Figure record extracts
______
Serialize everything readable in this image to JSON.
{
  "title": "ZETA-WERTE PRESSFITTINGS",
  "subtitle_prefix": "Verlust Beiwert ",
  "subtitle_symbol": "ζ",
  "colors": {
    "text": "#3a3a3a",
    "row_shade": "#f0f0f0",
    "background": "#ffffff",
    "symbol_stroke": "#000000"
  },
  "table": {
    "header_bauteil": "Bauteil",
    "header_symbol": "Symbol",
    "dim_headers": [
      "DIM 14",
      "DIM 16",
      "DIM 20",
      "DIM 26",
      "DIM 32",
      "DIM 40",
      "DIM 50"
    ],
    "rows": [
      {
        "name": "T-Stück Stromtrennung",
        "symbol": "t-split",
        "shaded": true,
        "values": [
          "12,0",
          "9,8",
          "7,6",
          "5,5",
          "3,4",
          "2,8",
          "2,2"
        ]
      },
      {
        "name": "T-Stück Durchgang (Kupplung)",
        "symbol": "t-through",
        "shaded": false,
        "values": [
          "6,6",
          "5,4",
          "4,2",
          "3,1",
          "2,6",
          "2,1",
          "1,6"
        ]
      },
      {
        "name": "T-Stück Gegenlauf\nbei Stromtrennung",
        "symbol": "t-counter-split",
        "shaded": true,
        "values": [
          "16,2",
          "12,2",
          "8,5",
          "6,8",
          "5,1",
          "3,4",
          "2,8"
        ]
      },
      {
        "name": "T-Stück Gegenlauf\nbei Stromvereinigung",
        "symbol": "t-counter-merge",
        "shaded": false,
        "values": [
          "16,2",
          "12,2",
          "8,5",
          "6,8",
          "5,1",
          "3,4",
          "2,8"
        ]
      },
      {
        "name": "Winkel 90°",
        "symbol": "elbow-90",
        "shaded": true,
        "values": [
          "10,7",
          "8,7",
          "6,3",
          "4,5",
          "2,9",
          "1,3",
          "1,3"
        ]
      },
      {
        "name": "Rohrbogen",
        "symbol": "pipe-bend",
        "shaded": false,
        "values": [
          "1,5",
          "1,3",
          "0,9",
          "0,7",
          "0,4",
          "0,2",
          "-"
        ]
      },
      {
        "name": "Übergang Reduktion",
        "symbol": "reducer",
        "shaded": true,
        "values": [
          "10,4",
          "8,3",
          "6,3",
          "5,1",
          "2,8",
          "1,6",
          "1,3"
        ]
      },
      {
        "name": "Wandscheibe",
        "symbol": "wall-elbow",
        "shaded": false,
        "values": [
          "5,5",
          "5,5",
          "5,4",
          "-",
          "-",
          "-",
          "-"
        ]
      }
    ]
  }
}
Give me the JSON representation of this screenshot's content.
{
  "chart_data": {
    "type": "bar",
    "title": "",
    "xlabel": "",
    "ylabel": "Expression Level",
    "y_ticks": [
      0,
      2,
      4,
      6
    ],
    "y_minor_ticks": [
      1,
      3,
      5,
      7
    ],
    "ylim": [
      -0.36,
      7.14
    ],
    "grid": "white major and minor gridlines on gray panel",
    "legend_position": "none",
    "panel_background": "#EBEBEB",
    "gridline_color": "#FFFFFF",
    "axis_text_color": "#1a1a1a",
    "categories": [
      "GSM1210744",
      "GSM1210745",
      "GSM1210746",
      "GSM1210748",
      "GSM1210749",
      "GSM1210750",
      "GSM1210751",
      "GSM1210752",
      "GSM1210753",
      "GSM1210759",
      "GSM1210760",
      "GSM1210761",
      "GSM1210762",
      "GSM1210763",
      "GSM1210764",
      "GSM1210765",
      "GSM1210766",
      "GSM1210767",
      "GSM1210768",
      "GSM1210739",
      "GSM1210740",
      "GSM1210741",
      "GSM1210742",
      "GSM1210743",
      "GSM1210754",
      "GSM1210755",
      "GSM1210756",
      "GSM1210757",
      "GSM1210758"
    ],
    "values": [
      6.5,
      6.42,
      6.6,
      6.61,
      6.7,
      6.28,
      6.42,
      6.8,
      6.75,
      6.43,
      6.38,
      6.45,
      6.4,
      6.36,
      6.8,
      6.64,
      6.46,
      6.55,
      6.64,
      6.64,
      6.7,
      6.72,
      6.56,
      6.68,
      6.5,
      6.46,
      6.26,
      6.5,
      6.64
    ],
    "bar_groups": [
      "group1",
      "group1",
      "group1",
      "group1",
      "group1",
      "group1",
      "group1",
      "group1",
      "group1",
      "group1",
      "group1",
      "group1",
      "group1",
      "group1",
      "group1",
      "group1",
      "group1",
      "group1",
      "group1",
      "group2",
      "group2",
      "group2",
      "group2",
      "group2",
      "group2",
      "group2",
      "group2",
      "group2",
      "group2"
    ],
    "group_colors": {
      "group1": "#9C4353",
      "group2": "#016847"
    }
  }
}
______
§ TASK BRIEF
Check each line above for the string "name" and report how many lines have it, giving only the number.

§ OUTPUT BELOW
8